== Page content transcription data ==
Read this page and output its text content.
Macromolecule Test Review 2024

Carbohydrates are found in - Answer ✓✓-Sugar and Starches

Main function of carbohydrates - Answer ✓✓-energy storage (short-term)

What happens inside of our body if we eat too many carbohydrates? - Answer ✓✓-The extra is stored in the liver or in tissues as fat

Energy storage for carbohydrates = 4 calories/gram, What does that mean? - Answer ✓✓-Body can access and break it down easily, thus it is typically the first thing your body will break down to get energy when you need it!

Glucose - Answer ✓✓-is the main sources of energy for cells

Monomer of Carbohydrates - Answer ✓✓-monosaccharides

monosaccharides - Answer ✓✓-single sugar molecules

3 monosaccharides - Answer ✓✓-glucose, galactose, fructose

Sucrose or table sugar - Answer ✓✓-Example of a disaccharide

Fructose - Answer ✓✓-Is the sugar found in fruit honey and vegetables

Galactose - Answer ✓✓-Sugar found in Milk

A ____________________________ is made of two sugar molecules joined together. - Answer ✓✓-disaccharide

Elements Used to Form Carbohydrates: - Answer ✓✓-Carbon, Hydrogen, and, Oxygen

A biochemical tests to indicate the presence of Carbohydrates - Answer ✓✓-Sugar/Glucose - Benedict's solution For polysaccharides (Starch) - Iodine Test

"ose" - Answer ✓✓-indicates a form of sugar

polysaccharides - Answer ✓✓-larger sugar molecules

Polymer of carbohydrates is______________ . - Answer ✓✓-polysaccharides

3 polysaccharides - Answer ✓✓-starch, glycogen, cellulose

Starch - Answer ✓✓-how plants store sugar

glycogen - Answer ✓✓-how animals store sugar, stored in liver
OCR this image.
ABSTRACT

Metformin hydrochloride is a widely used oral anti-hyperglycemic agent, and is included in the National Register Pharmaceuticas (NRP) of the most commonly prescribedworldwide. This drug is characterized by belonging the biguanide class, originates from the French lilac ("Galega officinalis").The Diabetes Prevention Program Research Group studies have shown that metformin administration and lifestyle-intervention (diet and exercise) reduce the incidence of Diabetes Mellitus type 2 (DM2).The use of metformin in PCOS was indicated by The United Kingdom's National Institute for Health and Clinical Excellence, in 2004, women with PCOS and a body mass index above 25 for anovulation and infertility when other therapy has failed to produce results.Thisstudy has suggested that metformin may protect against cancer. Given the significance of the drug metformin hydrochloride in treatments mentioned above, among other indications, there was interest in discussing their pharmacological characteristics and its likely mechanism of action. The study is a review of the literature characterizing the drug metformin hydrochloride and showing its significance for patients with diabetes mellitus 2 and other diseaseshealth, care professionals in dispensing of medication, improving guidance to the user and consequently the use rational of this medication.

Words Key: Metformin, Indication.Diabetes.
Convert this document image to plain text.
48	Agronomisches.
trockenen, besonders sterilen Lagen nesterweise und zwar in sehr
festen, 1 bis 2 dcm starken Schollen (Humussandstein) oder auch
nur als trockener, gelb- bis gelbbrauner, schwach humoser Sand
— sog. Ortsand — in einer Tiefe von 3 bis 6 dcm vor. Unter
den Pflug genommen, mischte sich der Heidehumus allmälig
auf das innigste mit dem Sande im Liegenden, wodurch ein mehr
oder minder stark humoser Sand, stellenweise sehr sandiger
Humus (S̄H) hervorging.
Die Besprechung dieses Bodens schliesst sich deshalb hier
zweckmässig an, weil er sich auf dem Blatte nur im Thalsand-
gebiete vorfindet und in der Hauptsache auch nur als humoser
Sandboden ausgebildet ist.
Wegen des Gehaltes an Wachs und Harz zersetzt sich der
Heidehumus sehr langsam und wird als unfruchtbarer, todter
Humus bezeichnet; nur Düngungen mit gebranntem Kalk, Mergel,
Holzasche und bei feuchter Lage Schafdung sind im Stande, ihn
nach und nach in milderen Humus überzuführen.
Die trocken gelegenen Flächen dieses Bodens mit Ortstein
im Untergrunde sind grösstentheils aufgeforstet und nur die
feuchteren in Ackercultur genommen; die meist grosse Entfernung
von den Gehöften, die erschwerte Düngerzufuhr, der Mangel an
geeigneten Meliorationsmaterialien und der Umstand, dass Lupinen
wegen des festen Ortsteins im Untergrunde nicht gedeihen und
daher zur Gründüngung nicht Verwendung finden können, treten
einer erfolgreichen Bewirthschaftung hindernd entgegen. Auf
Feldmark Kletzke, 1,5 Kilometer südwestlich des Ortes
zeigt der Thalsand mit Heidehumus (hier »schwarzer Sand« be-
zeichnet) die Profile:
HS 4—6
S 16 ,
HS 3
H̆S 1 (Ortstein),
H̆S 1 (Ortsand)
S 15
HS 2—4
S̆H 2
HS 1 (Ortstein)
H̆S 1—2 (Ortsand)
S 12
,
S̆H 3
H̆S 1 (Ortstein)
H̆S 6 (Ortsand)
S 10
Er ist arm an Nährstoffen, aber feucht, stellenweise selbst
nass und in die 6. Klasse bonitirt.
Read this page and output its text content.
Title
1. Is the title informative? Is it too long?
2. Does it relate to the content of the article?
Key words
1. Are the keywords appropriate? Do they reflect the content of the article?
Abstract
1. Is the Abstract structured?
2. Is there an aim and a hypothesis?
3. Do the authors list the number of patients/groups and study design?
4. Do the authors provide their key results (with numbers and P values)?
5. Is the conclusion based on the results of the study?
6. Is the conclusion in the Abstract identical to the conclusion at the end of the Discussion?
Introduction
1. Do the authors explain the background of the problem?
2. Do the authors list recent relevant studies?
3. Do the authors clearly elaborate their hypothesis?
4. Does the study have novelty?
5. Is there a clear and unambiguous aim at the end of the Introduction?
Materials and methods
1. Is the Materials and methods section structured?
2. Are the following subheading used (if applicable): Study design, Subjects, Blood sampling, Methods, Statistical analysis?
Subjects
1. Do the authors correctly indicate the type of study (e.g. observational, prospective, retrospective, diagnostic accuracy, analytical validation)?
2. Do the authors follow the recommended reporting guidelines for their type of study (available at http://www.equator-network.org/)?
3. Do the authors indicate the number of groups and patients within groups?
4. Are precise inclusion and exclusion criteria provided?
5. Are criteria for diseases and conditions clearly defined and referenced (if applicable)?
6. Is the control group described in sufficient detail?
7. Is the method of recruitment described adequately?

== EXERCISE REQUIREMENTS ==
I'd like the entries above reproduced in full, exactly as they stand.

== TASK RESPONSE ==
Read this page and output its text content.
Macromolecule Test Review 2024

Carbohydrates are found in - Answer ✓✓-Sugar and Starches

Main function of carbohydrates - Answer ✓✓-energy storage (short-term)

What happens inside of our body if we eat too many carbohydrates? - Answer ✓✓-The extra is stored in the liver or in tissues as fat

Energy storage for carbohydrates = 4 calories/gram, What does that mean? - Answer ✓✓-Body can access and break it down easily, thus it is typically the first thing your body will break down to get energy when you need it!

Glucose - Answer ✓✓-is the main sources of energy for cells

Monomer of Carbohydrates - Answer ✓✓-monosaccharides

monosaccharides - Answer ✓✓-single sugar molecules

3 monosaccharides - Answer ✓✓-glucose, galactose, fructose

Sucrose or table sugar - Answer ✓✓-Example of a disaccharide

Fructose - Answer ✓✓-Is the sugar found in fruit honey and vegetables

Galactose - Answer ✓✓-Sugar found in Milk

A ____________________________ is made of two sugar molecules joined together. - Answer ✓✓-disaccharide

Elements Used to Form Carbohydrates: - Answer ✓✓-Carbon, Hydrogen, and, Oxygen

A biochemical tests to indicate the presence of Carbohydrates - Answer ✓✓-Sugar/Glucose - Benedict's solution For polysaccharides (Starch) - Iodine Test

"ose" - Answer ✓✓-indicates a form of sugar

polysaccharides - Answer ✓✓-larger sugar molecules

Polymer of carbohydrates is______________ . - Answer ✓✓-polysaccharides

3 polysaccharides - Answer ✓✓-starch, glycogen, cellulose

Starch - Answer ✓✓-how plants store sugar

glycogen - Answer ✓✓-how animals store sugar, stored in liver
OCR this image.
ABSTRACT

Metformin hydrochloride is a widely used oral anti-hyperglycemic agent, and is included in the National Register Pharmaceuticas (NRP) of the most commonly prescribedworldwide. This drug is characterized by belonging the biguanide class, originates from the French lilac ("Galega officinalis").The Diabetes Prevention Program Research Group studies have shown that metformin administration and lifestyle-intervention (diet and exercise) reduce the incidence of Diabetes Mellitus type 2 (DM2).The use of metformin in PCOS was indicated by The United Kingdom's National Institute for Health and Clinical Excellence, in 2004, women with PCOS and a body mass index above 25 for anovulation and infertility when other therapy has failed to produce results.Thisstudy has suggested that metformin may protect against cancer. Given the significance of the drug metformin hydrochloride in treatments mentioned above, among other indications, there was interest in discussing their pharmacological characteristics and its likely mechanism of action. The study is a review of the literature characterizing the drug metformin hydrochloride and showing its significance for patients with diabetes mellitus 2 and other diseaseshealth, care professionals in dispensing of medication, improving guidance to the user and consequently the use rational of this medication.

Words Key: Metformin, Indication.Diabetes.
Convert this document image to plain text.
48	Agronomisches.
trockenen, besonders sterilen Lagen nesterweise und zwar in sehr
festen, 1 bis 2 dcm starken Schollen (Humussandstein) oder auch
nur als trockener, gelb- bis gelbbrauner, schwach humoser Sand
— sog. Ortsand — in einer Tiefe von 3 bis 6 dcm vor. Unter
den Pflug genommen, mischte sich der Heidehumus allmälig
auf das innigste mit dem Sande im Liegenden, wodurch ein mehr
oder minder stark humoser Sand, stellenweise sehr sandiger
Humus (S̄H) hervorging.
Die Besprechung dieses Bodens schliesst sich deshalb hier
zweckmässig an, weil er sich auf dem Blatte nur im Thalsand-
gebiete vorfindet und in der Hauptsache auch nur als humoser
Sandboden ausgebildet ist.
Wegen des Gehaltes an Wachs und Harz zersetzt sich der
Heidehumus sehr langsam und wird als unfruchtbarer, todter
Humus bezeichnet; nur Düngungen mit gebranntem Kalk, Mergel,
Holzasche und bei feuchter Lage Schafdung sind im Stande, ihn
nach und nach in milderen Humus überzuführen.
Die trocken gelegenen Flächen dieses Bodens mit Ortstein
im Untergrunde sind grösstentheils aufgeforstet und nur die
feuchteren in Ackercultur genommen; die meist grosse Entfernung
von den Gehöften, die erschwerte Düngerzufuhr, der Mangel an
geeigneten Meliorationsmaterialien und der Umstand, dass Lupinen
wegen des festen Ortsteins im Untergrunde nicht gedeihen und
daher zur Gründüngung nicht Verwendung finden können, treten
einer erfolgreichen Bewirthschaftung hindernd entgegen. Auf
Feldmark Kletzke, 1,5 Kilometer südwestlich des Ortes
zeigt der Thalsand mit Heidehumus (hier »schwarzer Sand« be-
zeichnet) die Profile:
HS 4—6
S 16 ,
HS 3
H̆S 1 (Ortstein),
H̆S 1 (Ortsand)
S 15
HS 2—4
S̆H 2
HS 1 (Ortstein)
H̆S 1—2 (Ortsand)
S 12
,
S̆H 3
H̆S 1 (Ortstein)
H̆S 6 (Ortsand)
S 10
Er ist arm an Nährstoffen, aber feucht, stellenweise selbst
nass und in die 6. Klasse bonitirt.
Read this page and output its text content.
Title
1. Is the title informative? Is it too long?
2. Does it relate to the content of the article?
Key words
1. Are the keywords appropriate? Do they reflect the content of the article?
Abstract
1. Is the Abstract structured?
2. Is there an aim and a hypothesis?
3. Do the authors list the number of patients/groups and study design?
4. Do the authors provide their key results (with numbers and P values)?
5. Is the conclusion based on the results of the study?
6. Is the conclusion in the Abstract identical to the conclusion at the end of the Discussion?
Introduction
1. Do the authors explain the background of the problem?
2. Do the authors list recent relevant studies?
3. Do the authors clearly elaborate their hypothesis?
4. Does the study have novelty?
5. Is there a clear and unambiguous aim at the end of the Introduction?
Materials and methods
1. Is the Materials and methods section structured?
2. Are the following subheading used (if applicable): Study design, Subjects, Blood sampling, Methods, Statistical analysis?
Subjects
1. Do the authors correctly indicate the type of study (e.g. observational, prospective, retrospective, diagnostic accuracy, analytical validation)?
2. Do the authors follow the recommended reporting guidelines for their type of study (available at http://www.equator-network.org/)?
3. Do the authors indicate the number of groups and patients within groups?
4. Are precise inclusion and exclusion criteria provided?
5. Are criteria for diseases and conditions clearly defined and referenced (if applicable)?
6. Is the control group described in sufficient detail?
7. Is the method of recruitment described adequately?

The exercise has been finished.